To do: Could you edit the records so that "screenshot" becomes "chart", with everything else left unchanged and the pictures omitted?

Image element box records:
§

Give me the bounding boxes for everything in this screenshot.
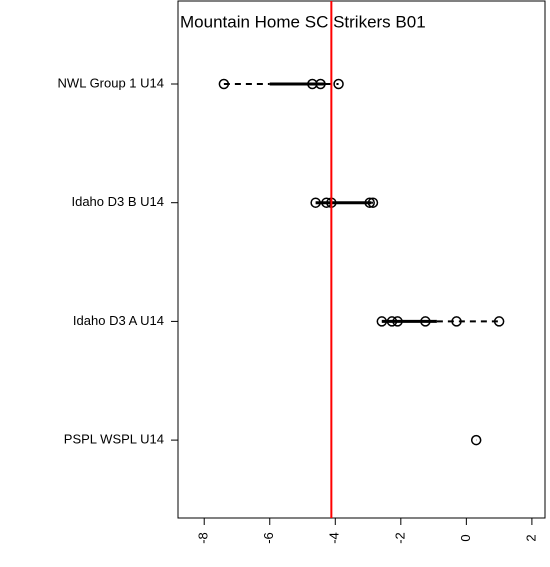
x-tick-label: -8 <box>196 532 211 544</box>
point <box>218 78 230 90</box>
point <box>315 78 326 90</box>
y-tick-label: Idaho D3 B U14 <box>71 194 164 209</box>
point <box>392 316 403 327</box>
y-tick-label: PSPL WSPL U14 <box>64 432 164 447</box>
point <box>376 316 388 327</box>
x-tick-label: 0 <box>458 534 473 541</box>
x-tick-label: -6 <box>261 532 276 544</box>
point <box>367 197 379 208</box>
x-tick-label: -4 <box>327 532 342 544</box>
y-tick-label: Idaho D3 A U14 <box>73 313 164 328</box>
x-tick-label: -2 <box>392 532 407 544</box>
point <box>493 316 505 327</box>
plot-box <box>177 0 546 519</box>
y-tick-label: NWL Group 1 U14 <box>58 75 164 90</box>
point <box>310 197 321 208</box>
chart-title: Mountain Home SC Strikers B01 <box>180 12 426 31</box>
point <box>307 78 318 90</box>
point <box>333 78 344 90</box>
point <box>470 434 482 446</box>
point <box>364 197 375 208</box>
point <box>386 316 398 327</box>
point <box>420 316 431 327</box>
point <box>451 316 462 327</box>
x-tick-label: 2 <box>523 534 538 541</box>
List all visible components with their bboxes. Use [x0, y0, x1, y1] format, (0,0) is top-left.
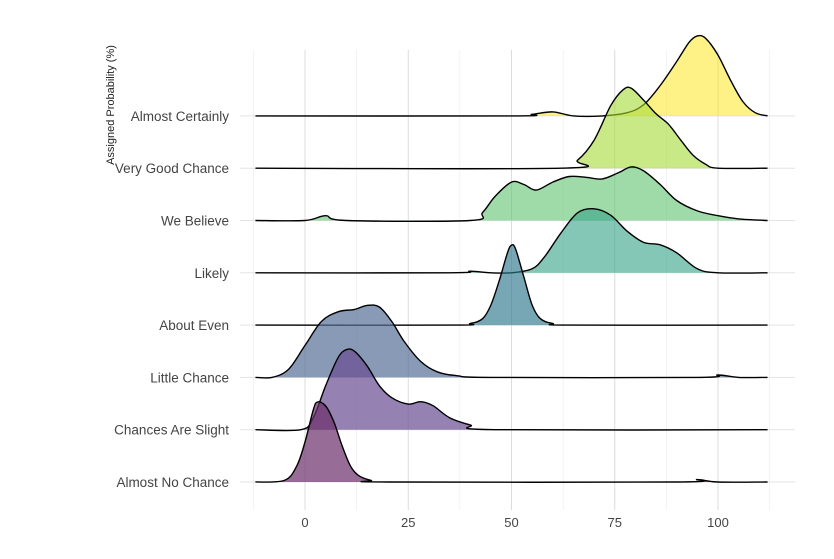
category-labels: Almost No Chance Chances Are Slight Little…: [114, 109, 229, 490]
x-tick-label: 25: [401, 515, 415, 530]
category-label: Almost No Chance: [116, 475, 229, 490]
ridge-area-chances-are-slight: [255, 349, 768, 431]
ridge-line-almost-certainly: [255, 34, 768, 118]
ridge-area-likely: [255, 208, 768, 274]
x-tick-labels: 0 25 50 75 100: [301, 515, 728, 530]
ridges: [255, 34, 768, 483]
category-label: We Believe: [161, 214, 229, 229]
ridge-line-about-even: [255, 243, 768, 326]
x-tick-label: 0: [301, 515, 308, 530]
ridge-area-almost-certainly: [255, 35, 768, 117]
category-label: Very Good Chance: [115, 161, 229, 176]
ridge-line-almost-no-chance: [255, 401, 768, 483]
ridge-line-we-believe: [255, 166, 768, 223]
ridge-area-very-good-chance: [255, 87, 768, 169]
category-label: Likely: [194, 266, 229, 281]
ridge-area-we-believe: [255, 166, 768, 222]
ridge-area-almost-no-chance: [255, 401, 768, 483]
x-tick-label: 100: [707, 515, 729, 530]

§

Answer to this task:
Give me the bounding boxes for everything in this chart.
x-tick-label: -8 <box>196 532 211 544</box>
point <box>218 78 230 90</box>
point <box>315 78 326 90</box>
y-tick-label: Idaho D3 B U14 <box>71 194 164 209</box>
point <box>392 316 403 327</box>
y-tick-label: PSPL WSPL U14 <box>64 432 164 447</box>
point <box>376 316 388 327</box>
x-tick-label: 0 <box>458 534 473 541</box>
x-tick-label: -6 <box>261 532 276 544</box>
point <box>367 197 379 208</box>
x-tick-label: -4 <box>327 532 342 544</box>
y-tick-label: Idaho D3 A U14 <box>73 313 164 328</box>
x-tick-label: -2 <box>392 532 407 544</box>
point <box>493 316 505 327</box>
plot-box <box>177 0 546 519</box>
y-tick-label: NWL Group 1 U14 <box>58 75 164 90</box>
point <box>310 197 321 208</box>
chart-title: Mountain Home SC Strikers B01 <box>180 12 426 31</box>
point <box>307 78 318 90</box>
point <box>333 78 344 90</box>
point <box>470 434 482 446</box>
point <box>364 197 375 208</box>
point <box>386 316 398 327</box>
point <box>420 316 431 327</box>
point <box>451 316 462 327</box>
x-tick-label: 2 <box>523 534 538 541</box>
List all visible components with their bboxes. Use [x0, y0, x1, y1] format, (0,0) is top-left.
category-labels: Almost No Chance Chances Are Slight Little…: [114, 109, 229, 490]
x-tick-label: 25: [401, 515, 415, 530]
category-label: Almost No Chance: [116, 475, 229, 490]
ridge-area-chances-are-slight: [255, 349, 768, 431]
ridge-line-almost-certainly: [255, 34, 768, 118]
ridge-area-likely: [255, 208, 768, 274]
x-tick-labels: 0 25 50 75 100: [301, 515, 728, 530]
ridges: [255, 34, 768, 483]
category-label: We Believe: [161, 214, 229, 229]
ridge-line-about-even: [255, 243, 768, 326]
x-tick-label: 0: [301, 515, 308, 530]
ridge-area-almost-certainly: [255, 35, 768, 117]
category-label: Very Good Chance: [115, 161, 229, 176]
ridge-line-almost-no-chance: [255, 401, 768, 483]
ridge-line-we-believe: [255, 166, 768, 223]
ridge-area-very-good-chance: [255, 87, 768, 169]
category-label: Likely: [194, 266, 229, 281]
ridge-area-we-believe: [255, 166, 768, 222]
ridge-area-almost-no-chance: [255, 401, 768, 483]
x-tick-label: 100: [707, 515, 729, 530]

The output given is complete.